- TASK STATEMENT -
Give back every line exactly as it appears, pictures excluded.

(Dataset items)
::::

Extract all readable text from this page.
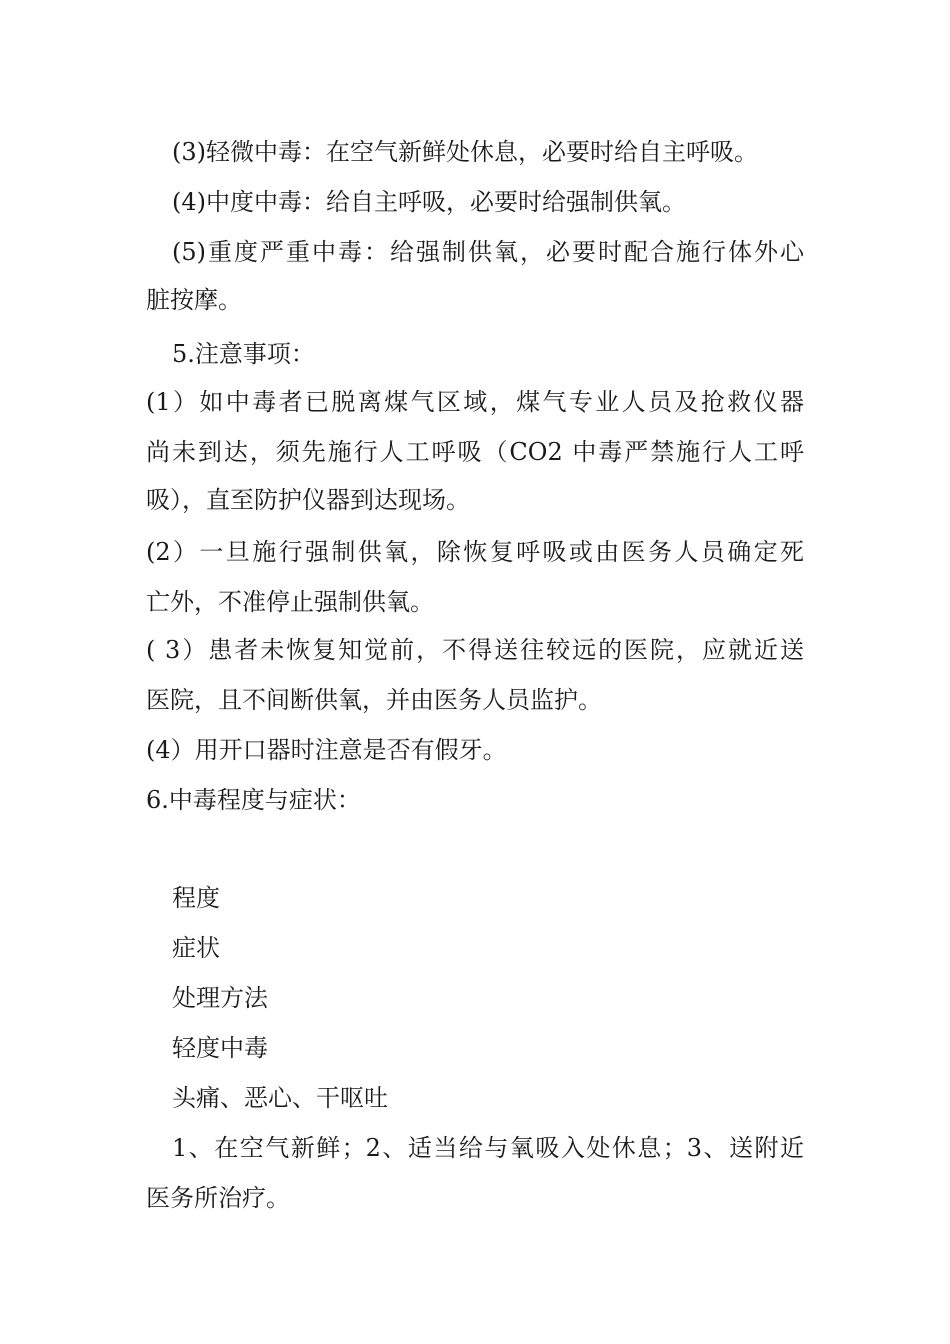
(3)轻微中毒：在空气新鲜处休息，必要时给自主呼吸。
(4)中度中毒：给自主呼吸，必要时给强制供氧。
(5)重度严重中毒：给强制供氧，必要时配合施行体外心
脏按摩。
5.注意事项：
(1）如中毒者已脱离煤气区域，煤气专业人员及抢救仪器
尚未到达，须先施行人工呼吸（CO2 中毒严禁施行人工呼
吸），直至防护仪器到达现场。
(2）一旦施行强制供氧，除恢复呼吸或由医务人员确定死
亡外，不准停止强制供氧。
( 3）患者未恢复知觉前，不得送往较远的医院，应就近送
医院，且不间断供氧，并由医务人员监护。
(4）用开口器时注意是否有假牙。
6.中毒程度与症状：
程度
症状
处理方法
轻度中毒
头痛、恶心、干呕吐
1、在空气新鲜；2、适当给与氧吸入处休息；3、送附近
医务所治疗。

::::

- FULL RESPONSE -
Extract all readable text from this page.
(3)轻微中毒：在空气新鲜处休息，必要时给自主呼吸。
(4)中度中毒：给自主呼吸，必要时给强制供氧。
(5)重度严重中毒：给强制供氧，必要时配合施行体外心
脏按摩。
5.注意事项：
(1）如中毒者已脱离煤气区域，煤气专业人员及抢救仪器
尚未到达，须先施行人工呼吸（CO2 中毒严禁施行人工呼
吸），直至防护仪器到达现场。
(2）一旦施行强制供氧，除恢复呼吸或由医务人员确定死
亡外，不准停止强制供氧。
( 3）患者未恢复知觉前，不得送往较远的医院，应就近送
医院，且不间断供氧，并由医务人员监护。
(4）用开口器时注意是否有假牙。
6.中毒程度与症状：
程度
症状
处理方法
轻度中毒
头痛、恶心、干呕吐
1、在空气新鲜；2、适当给与氧吸入处休息；3、送附近
医务所治疗。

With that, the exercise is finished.